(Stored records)
▼

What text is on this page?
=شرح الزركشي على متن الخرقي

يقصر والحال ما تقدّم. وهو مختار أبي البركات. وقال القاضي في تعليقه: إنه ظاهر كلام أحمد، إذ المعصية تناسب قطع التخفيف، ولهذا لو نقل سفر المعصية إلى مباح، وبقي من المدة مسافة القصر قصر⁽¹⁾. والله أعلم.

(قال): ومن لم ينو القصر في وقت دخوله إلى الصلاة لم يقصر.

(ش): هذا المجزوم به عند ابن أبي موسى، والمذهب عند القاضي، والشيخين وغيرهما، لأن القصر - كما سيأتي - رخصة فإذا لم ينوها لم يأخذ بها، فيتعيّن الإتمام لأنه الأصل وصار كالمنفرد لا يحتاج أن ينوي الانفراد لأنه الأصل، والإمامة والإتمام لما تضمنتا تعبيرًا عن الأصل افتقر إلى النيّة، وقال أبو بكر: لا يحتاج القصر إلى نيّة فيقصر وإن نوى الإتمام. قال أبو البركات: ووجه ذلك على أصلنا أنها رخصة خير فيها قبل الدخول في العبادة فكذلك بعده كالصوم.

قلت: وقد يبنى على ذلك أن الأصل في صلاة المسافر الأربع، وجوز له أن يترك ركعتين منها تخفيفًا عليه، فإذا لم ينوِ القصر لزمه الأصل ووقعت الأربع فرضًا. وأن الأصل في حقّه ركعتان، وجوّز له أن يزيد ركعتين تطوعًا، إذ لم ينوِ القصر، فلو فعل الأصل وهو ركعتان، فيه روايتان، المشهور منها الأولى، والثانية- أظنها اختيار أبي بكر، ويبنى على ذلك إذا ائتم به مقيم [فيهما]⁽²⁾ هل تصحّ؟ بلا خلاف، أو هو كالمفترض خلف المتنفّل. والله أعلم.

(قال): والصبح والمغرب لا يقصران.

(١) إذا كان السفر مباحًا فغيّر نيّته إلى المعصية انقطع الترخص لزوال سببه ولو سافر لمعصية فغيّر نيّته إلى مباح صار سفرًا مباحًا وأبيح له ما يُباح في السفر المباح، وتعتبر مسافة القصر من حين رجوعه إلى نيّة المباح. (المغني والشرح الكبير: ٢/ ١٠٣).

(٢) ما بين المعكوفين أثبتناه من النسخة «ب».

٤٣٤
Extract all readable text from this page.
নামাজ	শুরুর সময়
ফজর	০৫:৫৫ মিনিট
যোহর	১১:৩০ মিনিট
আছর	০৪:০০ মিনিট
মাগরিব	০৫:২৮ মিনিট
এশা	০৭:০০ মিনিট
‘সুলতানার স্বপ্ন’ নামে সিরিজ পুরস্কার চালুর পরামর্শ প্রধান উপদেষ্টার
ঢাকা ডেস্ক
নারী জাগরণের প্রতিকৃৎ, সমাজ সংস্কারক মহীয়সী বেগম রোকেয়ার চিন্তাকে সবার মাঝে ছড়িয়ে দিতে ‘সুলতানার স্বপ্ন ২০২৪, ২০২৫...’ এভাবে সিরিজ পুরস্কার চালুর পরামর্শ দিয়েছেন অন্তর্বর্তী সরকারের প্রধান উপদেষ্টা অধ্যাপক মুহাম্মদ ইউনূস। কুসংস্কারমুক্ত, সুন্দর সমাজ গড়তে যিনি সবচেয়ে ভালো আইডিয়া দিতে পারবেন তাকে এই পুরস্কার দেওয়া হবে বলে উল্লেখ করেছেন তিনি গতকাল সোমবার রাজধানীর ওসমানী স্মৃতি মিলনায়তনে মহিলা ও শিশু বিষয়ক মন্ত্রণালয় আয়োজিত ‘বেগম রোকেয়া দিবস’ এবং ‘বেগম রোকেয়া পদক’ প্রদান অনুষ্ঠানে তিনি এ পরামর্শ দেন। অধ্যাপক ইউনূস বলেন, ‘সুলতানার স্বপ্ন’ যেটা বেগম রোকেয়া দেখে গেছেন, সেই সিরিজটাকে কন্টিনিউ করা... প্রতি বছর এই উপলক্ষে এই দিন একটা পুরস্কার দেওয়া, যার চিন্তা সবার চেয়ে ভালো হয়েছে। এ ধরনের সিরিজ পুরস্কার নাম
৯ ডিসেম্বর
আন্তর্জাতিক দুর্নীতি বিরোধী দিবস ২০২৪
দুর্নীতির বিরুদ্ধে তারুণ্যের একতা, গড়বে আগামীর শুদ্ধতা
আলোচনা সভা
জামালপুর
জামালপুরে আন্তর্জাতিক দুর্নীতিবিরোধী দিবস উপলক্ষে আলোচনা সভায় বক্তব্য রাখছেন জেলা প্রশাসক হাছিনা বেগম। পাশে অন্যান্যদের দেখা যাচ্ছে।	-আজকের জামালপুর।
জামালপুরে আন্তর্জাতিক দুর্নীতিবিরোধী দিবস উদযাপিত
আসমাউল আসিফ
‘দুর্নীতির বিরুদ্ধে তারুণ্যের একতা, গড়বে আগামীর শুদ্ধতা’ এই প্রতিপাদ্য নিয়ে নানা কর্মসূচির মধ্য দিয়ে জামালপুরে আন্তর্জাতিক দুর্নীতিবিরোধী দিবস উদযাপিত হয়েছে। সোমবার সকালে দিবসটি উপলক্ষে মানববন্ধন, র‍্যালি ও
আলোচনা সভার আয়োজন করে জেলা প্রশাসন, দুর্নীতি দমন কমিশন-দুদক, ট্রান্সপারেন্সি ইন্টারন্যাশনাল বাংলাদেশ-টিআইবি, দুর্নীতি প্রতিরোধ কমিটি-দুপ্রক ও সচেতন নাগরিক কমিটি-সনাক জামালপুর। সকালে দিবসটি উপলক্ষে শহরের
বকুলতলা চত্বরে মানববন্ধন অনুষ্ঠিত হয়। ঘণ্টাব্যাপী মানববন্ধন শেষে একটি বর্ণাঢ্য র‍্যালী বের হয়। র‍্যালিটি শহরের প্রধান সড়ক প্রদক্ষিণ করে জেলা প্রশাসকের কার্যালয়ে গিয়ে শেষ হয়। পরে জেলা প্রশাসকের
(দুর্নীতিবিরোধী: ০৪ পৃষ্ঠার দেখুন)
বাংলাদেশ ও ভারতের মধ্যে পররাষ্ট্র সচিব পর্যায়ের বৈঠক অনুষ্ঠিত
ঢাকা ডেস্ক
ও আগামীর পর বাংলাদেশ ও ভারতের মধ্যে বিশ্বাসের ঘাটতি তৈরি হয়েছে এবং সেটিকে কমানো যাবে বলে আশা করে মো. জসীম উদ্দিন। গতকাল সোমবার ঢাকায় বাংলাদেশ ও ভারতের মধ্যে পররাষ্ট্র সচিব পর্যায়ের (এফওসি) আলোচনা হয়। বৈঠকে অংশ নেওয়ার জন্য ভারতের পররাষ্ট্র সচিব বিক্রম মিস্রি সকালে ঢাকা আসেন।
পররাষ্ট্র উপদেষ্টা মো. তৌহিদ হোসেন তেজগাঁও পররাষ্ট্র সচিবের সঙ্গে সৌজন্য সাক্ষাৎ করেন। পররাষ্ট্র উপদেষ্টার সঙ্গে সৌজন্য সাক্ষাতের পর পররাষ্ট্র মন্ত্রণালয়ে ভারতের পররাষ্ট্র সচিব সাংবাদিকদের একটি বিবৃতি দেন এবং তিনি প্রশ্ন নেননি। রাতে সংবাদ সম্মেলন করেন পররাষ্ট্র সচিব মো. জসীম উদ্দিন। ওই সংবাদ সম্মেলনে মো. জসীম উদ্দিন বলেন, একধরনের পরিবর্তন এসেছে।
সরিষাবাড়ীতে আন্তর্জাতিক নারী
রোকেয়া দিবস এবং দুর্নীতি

▲

▸ Your goal
From the material above, copy each line that includes the word "البركات".

▸ Correct answer
يقصر والحال ما تقدّم. وهو مختار أبي البركات. وقال القاضي في تعليقه: إنه ظاهر كلام أحمد، إذ المعصية تناسب قطع التخفيف، ولهذا لو نقل سفر المعصية إلى مباح، وبقي من المدة مسافة القصر قصر⁽¹⁾. والله أعلم.
(ش): هذا المجزوم به عند ابن أبي موسى، والمذهب عند القاضي، والشيخين وغيرهما، لأن القصر - كما سيأتي - رخصة فإذا لم ينوها لم يأخذ بها، فيتعيّن الإتمام لأنه الأصل وصار كالمنفرد لا يحتاج أن ينوي الانفراد لأنه الأصل، والإمامة والإتمام لما تضمنتا تعبيرًا عن الأصل افتقر إلى النيّة، وقال أبو بكر: لا يحتاج القصر إلى نيّة فيقصر وإن نوى الإتمام. قال أبو البركات: ووجه ذلك على أصلنا أنها رخصة خير فيها قبل الدخول في العبادة فكذلك بعده كالصوم.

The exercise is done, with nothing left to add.